[Your objective]
Whenever a line contains the string "this", copy it out of the entries.
── Provided information ──
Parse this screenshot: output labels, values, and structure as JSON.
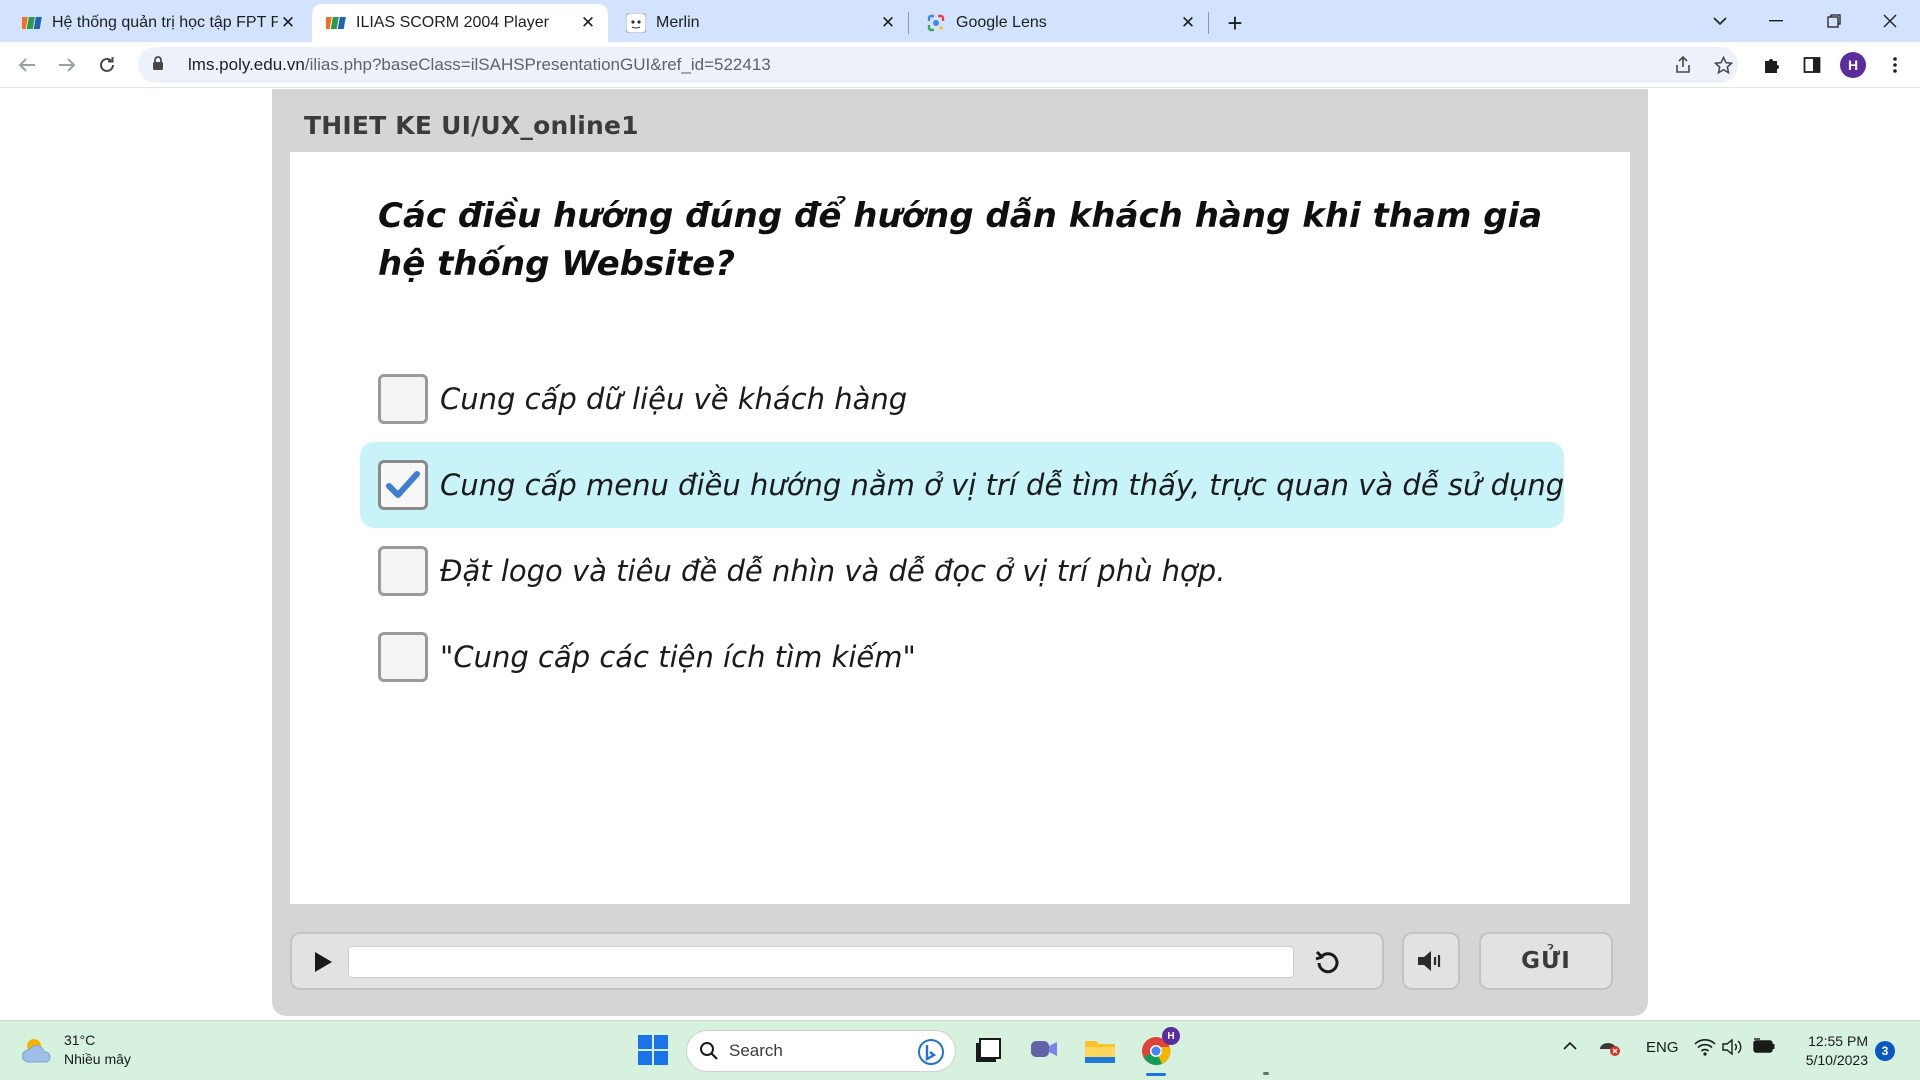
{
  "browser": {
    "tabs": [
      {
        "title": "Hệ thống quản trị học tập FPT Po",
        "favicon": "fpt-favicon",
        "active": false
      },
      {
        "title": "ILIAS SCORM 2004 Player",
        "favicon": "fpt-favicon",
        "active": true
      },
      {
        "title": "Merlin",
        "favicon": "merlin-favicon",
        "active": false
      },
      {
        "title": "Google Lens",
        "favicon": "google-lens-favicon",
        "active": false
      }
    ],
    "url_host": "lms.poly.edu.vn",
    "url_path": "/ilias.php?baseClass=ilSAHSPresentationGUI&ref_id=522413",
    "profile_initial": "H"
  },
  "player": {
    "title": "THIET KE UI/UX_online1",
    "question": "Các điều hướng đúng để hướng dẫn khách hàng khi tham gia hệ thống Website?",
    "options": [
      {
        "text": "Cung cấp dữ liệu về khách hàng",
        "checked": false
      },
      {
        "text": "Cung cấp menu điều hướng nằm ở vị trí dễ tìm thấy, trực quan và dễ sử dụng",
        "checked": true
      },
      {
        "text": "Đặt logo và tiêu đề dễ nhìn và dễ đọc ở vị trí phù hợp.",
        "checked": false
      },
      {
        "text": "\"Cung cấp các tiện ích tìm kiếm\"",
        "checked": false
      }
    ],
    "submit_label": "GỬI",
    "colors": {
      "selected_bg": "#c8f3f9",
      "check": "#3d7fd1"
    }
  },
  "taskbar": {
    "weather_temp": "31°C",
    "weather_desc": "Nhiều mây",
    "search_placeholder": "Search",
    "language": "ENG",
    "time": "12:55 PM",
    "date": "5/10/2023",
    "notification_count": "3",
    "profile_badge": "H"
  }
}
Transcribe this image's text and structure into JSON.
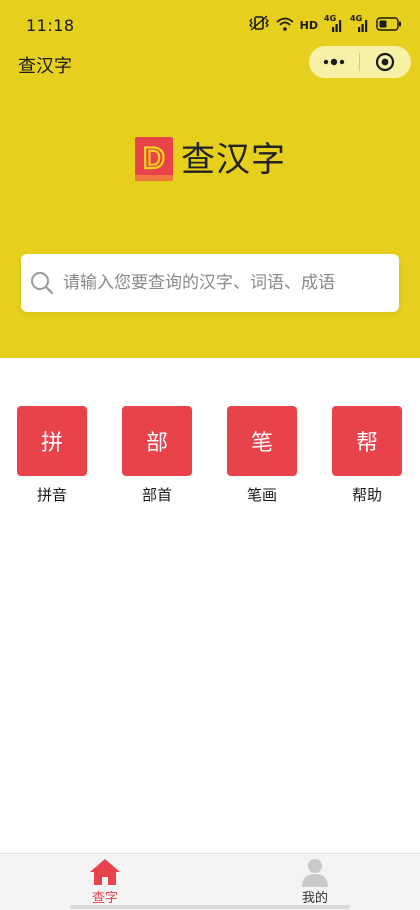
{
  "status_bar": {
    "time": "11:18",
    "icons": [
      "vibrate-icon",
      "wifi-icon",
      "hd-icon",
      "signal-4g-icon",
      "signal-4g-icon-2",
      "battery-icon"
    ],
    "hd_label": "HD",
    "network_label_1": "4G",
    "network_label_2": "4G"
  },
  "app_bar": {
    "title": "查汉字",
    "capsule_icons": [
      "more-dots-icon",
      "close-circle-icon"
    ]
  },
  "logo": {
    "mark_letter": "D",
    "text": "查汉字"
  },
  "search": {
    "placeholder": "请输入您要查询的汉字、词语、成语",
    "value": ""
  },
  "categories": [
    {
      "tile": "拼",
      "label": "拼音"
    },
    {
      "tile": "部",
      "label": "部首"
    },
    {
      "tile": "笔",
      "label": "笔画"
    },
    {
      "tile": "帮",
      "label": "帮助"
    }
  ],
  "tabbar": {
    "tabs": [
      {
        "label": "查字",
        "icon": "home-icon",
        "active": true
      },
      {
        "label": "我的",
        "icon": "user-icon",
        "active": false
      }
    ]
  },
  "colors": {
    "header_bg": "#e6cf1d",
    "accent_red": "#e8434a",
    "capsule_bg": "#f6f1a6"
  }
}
───
[Task result]
Parse this screenshot: output labels, values, and structure as JSON.
Transcribe this image's text and structure into JSON.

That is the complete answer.